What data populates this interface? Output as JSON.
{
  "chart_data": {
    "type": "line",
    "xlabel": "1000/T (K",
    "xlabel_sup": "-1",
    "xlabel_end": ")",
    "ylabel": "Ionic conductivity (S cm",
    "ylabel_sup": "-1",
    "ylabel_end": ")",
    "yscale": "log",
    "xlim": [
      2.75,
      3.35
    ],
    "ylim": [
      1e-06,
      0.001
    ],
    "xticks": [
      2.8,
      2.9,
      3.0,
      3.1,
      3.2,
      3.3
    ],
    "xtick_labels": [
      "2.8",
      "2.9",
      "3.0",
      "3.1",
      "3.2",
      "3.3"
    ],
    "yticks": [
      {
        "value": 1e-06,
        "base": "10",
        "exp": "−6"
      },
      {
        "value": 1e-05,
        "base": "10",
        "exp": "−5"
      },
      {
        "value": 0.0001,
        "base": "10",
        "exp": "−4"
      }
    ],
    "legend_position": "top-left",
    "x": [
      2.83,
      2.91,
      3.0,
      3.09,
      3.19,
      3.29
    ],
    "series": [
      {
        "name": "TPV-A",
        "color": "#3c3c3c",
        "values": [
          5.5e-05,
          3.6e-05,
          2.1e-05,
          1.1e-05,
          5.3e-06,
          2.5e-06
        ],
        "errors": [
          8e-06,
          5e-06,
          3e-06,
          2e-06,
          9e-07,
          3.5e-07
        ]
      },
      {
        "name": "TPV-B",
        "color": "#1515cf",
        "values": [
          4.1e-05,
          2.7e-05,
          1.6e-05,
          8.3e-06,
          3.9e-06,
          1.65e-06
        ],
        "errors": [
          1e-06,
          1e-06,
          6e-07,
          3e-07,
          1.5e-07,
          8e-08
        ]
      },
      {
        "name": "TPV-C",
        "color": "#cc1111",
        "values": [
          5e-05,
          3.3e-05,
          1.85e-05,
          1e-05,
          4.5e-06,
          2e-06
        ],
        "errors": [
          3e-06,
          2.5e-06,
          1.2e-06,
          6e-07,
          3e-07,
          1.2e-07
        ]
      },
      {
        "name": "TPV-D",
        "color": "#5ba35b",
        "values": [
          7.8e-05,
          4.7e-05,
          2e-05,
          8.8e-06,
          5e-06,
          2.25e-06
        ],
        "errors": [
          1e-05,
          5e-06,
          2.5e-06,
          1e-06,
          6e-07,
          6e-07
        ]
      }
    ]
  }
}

+===+

• **WRITTEN INSTRUCTION**
Show all lines from the listing above in which "color" appears.

• **OUTPUT OF THE EXERCISE**
        "color": "#3c3c3c",
        "color": "#1515cf",
        "color": "#cc1111",
        "color": "#5ba35b",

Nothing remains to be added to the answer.